Figure collection entries:
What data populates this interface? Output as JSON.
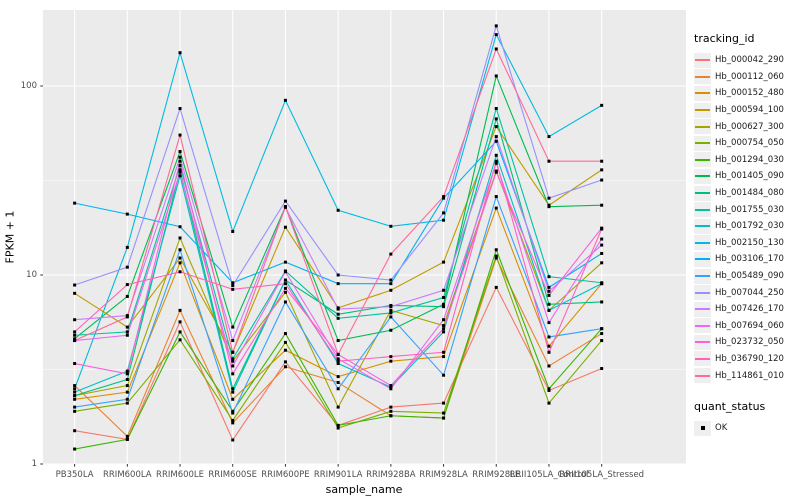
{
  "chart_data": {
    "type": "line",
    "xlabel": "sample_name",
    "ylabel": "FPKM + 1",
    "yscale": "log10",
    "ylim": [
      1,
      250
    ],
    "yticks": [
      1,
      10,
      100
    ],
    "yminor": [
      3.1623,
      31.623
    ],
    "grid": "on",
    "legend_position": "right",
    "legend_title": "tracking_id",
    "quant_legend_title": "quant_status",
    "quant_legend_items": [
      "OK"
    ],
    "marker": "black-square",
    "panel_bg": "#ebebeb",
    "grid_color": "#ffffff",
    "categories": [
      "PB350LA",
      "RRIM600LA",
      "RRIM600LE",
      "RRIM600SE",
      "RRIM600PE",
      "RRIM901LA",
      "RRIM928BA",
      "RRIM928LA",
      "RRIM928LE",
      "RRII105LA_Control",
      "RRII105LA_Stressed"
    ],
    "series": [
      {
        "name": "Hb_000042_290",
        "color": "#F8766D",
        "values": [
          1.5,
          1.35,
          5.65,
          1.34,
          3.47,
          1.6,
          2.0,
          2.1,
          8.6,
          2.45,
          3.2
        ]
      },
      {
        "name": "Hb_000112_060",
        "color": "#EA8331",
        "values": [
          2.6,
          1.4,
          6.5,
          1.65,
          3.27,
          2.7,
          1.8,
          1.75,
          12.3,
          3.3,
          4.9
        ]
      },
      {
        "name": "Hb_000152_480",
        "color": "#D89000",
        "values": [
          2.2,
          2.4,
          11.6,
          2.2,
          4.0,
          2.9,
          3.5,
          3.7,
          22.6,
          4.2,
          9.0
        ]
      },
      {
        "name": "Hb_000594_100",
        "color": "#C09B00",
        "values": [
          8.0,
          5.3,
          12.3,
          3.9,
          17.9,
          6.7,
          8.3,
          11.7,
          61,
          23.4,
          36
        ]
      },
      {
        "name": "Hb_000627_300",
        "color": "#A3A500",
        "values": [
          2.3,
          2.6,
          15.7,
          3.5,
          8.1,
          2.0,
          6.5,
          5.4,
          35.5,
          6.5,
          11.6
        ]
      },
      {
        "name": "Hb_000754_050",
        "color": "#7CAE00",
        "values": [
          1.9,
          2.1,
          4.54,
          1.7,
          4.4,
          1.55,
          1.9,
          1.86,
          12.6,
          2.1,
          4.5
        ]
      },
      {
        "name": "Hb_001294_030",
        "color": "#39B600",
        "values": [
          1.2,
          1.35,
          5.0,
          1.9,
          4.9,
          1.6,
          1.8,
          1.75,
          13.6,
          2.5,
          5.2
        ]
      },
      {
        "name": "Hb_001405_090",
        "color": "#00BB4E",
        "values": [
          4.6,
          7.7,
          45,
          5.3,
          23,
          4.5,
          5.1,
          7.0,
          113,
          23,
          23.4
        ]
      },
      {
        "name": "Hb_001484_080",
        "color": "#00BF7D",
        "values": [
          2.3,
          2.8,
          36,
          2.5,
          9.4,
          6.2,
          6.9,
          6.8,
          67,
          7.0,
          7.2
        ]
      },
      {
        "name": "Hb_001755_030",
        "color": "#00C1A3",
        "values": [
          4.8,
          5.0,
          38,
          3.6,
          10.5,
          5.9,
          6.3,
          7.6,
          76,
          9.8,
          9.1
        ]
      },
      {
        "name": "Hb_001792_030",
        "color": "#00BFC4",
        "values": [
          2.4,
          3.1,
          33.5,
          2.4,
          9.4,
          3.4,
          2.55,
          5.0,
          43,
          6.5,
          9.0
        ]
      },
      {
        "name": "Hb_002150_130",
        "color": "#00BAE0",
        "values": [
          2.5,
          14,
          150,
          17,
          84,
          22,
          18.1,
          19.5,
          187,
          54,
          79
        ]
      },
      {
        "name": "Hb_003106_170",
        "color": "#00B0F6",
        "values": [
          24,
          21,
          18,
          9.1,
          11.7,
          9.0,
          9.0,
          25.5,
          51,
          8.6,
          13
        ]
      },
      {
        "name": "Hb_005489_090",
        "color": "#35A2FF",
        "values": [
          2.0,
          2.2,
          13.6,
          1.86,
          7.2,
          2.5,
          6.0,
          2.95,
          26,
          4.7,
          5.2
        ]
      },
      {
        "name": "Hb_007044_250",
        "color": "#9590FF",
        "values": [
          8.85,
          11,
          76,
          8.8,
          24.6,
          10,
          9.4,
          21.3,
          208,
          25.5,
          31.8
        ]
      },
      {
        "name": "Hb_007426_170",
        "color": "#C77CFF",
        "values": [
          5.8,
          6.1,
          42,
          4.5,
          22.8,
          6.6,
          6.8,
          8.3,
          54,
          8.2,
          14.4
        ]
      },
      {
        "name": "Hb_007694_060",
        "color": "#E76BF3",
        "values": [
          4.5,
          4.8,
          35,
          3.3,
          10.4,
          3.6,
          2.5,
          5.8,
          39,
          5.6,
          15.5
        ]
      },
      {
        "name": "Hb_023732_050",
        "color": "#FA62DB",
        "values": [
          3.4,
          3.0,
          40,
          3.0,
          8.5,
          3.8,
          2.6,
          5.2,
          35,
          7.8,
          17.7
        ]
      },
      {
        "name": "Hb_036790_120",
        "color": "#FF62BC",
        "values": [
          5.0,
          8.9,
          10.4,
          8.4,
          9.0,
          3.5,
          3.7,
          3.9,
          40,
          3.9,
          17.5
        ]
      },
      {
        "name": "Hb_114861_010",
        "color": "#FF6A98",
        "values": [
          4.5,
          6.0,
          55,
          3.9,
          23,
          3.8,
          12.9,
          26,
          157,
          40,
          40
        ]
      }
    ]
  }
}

_What is needed_
Repeat the material above in full and exactly, omitting the pictures.

_Complete response_
What data populates this interface? Output as JSON.
{
  "chart_data": {
    "type": "line",
    "xlabel": "sample_name",
    "ylabel": "FPKM + 1",
    "yscale": "log10",
    "ylim": [
      1,
      250
    ],
    "yticks": [
      1,
      10,
      100
    ],
    "yminor": [
      3.1623,
      31.623
    ],
    "grid": "on",
    "legend_position": "right",
    "legend_title": "tracking_id",
    "quant_legend_title": "quant_status",
    "quant_legend_items": [
      "OK"
    ],
    "marker": "black-square",
    "panel_bg": "#ebebeb",
    "grid_color": "#ffffff",
    "categories": [
      "PB350LA",
      "RRIM600LA",
      "RRIM600LE",
      "RRIM600SE",
      "RRIM600PE",
      "RRIM901LA",
      "RRIM928BA",
      "RRIM928LA",
      "RRIM928LE",
      "RRII105LA_Control",
      "RRII105LA_Stressed"
    ],
    "series": [
      {
        "name": "Hb_000042_290",
        "color": "#F8766D",
        "values": [
          1.5,
          1.35,
          5.65,
          1.34,
          3.47,
          1.6,
          2.0,
          2.1,
          8.6,
          2.45,
          3.2
        ]
      },
      {
        "name": "Hb_000112_060",
        "color": "#EA8331",
        "values": [
          2.6,
          1.4,
          6.5,
          1.65,
          3.27,
          2.7,
          1.8,
          1.75,
          12.3,
          3.3,
          4.9
        ]
      },
      {
        "name": "Hb_000152_480",
        "color": "#D89000",
        "values": [
          2.2,
          2.4,
          11.6,
          2.2,
          4.0,
          2.9,
          3.5,
          3.7,
          22.6,
          4.2,
          9.0
        ]
      },
      {
        "name": "Hb_000594_100",
        "color": "#C09B00",
        "values": [
          8.0,
          5.3,
          12.3,
          3.9,
          17.9,
          6.7,
          8.3,
          11.7,
          61,
          23.4,
          36
        ]
      },
      {
        "name": "Hb_000627_300",
        "color": "#A3A500",
        "values": [
          2.3,
          2.6,
          15.7,
          3.5,
          8.1,
          2.0,
          6.5,
          5.4,
          35.5,
          6.5,
          11.6
        ]
      },
      {
        "name": "Hb_000754_050",
        "color": "#7CAE00",
        "values": [
          1.9,
          2.1,
          4.54,
          1.7,
          4.4,
          1.55,
          1.9,
          1.86,
          12.6,
          2.1,
          4.5
        ]
      },
      {
        "name": "Hb_001294_030",
        "color": "#39B600",
        "values": [
          1.2,
          1.35,
          5.0,
          1.9,
          4.9,
          1.6,
          1.8,
          1.75,
          13.6,
          2.5,
          5.2
        ]
      },
      {
        "name": "Hb_001405_090",
        "color": "#00BB4E",
        "values": [
          4.6,
          7.7,
          45,
          5.3,
          23,
          4.5,
          5.1,
          7.0,
          113,
          23,
          23.4
        ]
      },
      {
        "name": "Hb_001484_080",
        "color": "#00BF7D",
        "values": [
          2.3,
          2.8,
          36,
          2.5,
          9.4,
          6.2,
          6.9,
          6.8,
          67,
          7.0,
          7.2
        ]
      },
      {
        "name": "Hb_001755_030",
        "color": "#00C1A3",
        "values": [
          4.8,
          5.0,
          38,
          3.6,
          10.5,
          5.9,
          6.3,
          7.6,
          76,
          9.8,
          9.1
        ]
      },
      {
        "name": "Hb_001792_030",
        "color": "#00BFC4",
        "values": [
          2.4,
          3.1,
          33.5,
          2.4,
          9.4,
          3.4,
          2.55,
          5.0,
          43,
          6.5,
          9.0
        ]
      },
      {
        "name": "Hb_002150_130",
        "color": "#00BAE0",
        "values": [
          2.5,
          14,
          150,
          17,
          84,
          22,
          18.1,
          19.5,
          187,
          54,
          79
        ]
      },
      {
        "name": "Hb_003106_170",
        "color": "#00B0F6",
        "values": [
          24,
          21,
          18,
          9.1,
          11.7,
          9.0,
          9.0,
          25.5,
          51,
          8.6,
          13
        ]
      },
      {
        "name": "Hb_005489_090",
        "color": "#35A2FF",
        "values": [
          2.0,
          2.2,
          13.6,
          1.86,
          7.2,
          2.5,
          6.0,
          2.95,
          26,
          4.7,
          5.2
        ]
      },
      {
        "name": "Hb_007044_250",
        "color": "#9590FF",
        "values": [
          8.85,
          11,
          76,
          8.8,
          24.6,
          10,
          9.4,
          21.3,
          208,
          25.5,
          31.8
        ]
      },
      {
        "name": "Hb_007426_170",
        "color": "#C77CFF",
        "values": [
          5.8,
          6.1,
          42,
          4.5,
          22.8,
          6.6,
          6.8,
          8.3,
          54,
          8.2,
          14.4
        ]
      },
      {
        "name": "Hb_007694_060",
        "color": "#E76BF3",
        "values": [
          4.5,
          4.8,
          35,
          3.3,
          10.4,
          3.6,
          2.5,
          5.8,
          39,
          5.6,
          15.5
        ]
      },
      {
        "name": "Hb_023732_050",
        "color": "#FA62DB",
        "values": [
          3.4,
          3.0,
          40,
          3.0,
          8.5,
          3.8,
          2.6,
          5.2,
          35,
          7.8,
          17.7
        ]
      },
      {
        "name": "Hb_036790_120",
        "color": "#FF62BC",
        "values": [
          5.0,
          8.9,
          10.4,
          8.4,
          9.0,
          3.5,
          3.7,
          3.9,
          40,
          3.9,
          17.5
        ]
      },
      {
        "name": "Hb_114861_010",
        "color": "#FF6A98",
        "values": [
          4.5,
          6.0,
          55,
          3.9,
          23,
          3.8,
          12.9,
          26,
          157,
          40,
          40
        ]
      }
    ]
  }
}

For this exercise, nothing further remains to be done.